═══ Input data ═══
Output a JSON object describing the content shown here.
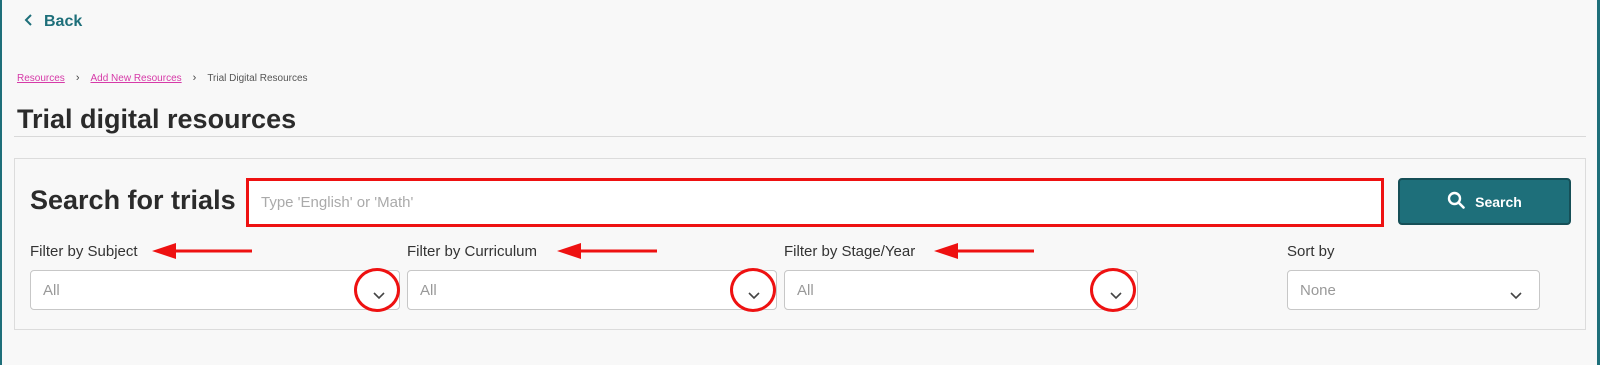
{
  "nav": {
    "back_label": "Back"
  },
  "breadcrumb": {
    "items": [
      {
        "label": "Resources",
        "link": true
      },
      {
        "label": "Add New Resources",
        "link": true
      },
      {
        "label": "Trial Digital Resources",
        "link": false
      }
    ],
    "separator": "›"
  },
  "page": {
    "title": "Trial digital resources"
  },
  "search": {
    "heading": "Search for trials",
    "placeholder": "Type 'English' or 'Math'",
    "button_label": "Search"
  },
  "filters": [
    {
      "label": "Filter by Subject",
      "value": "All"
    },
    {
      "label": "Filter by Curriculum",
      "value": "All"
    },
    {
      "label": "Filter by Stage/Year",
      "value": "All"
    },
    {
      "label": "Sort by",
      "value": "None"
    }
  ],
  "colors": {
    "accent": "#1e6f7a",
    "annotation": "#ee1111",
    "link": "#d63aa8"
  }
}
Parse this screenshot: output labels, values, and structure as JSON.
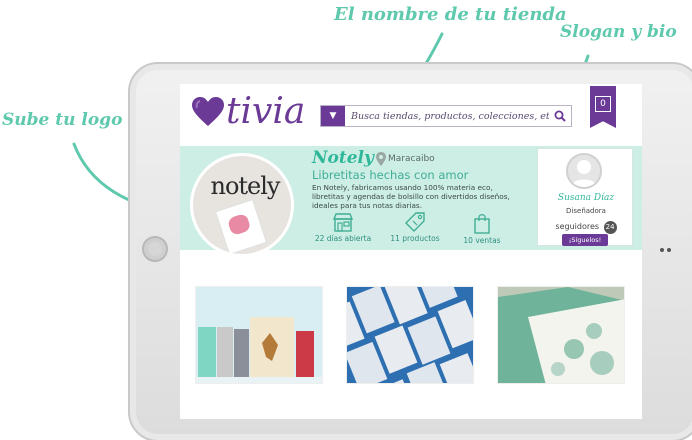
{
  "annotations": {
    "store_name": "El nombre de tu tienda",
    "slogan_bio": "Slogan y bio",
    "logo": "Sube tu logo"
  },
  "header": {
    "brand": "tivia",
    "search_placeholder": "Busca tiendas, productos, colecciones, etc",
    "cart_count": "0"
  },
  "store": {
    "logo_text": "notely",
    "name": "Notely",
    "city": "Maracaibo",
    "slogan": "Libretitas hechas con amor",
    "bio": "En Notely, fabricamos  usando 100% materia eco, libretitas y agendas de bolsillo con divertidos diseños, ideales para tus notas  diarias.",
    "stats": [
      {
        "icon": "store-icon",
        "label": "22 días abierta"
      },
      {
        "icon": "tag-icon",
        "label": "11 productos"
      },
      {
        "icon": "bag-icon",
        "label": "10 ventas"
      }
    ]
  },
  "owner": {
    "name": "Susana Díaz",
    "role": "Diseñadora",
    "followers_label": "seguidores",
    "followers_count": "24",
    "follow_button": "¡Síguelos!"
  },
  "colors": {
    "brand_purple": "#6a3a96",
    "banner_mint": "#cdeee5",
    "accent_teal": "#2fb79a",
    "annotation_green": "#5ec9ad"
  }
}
═══
● What the exercise asks
Reproduce every line above as written, skipping pictures.

● Solution to this problem
Output a JSON object describing the content shown here.
{
  "nav": {
    "back_label": "Back"
  },
  "breadcrumb": {
    "items": [
      {
        "label": "Resources",
        "link": true
      },
      {
        "label": "Add New Resources",
        "link": true
      },
      {
        "label": "Trial Digital Resources",
        "link": false
      }
    ],
    "separator": "›"
  },
  "page": {
    "title": "Trial digital resources"
  },
  "search": {
    "heading": "Search for trials",
    "placeholder": "Type 'English' or 'Math'",
    "button_label": "Search"
  },
  "filters": [
    {
      "label": "Filter by Subject",
      "value": "All"
    },
    {
      "label": "Filter by Curriculum",
      "value": "All"
    },
    {
      "label": "Filter by Stage/Year",
      "value": "All"
    },
    {
      "label": "Sort by",
      "value": "None"
    }
  ],
  "colors": {
    "accent": "#1e6f7a",
    "annotation": "#ee1111",
    "link": "#d63aa8"
  }
}
Parse this screenshot: output labels, values, and structure as JSON.
{
  "annotations": {
    "store_name": "El nombre de tu tienda",
    "slogan_bio": "Slogan y bio",
    "logo": "Sube tu logo"
  },
  "header": {
    "brand": "tivia",
    "search_placeholder": "Busca tiendas, productos, colecciones, etc",
    "cart_count": "0"
  },
  "store": {
    "logo_text": "notely",
    "name": "Notely",
    "city": "Maracaibo",
    "slogan": "Libretitas hechas con amor",
    "bio": "En Notely, fabricamos  usando 100% materia eco, libretitas y agendas de bolsillo con divertidos diseños, ideales para tus notas  diarias.",
    "stats": [
      {
        "icon": "store-icon",
        "label": "22 días abierta"
      },
      {
        "icon": "tag-icon",
        "label": "11 productos"
      },
      {
        "icon": "bag-icon",
        "label": "10 ventas"
      }
    ]
  },
  "owner": {
    "name": "Susana Díaz",
    "role": "Diseñadora",
    "followers_label": "seguidores",
    "followers_count": "24",
    "follow_button": "¡Síguelos!"
  },
  "colors": {
    "brand_purple": "#6a3a96",
    "banner_mint": "#cdeee5",
    "accent_teal": "#2fb79a",
    "annotation_green": "#5ec9ad"
  }
}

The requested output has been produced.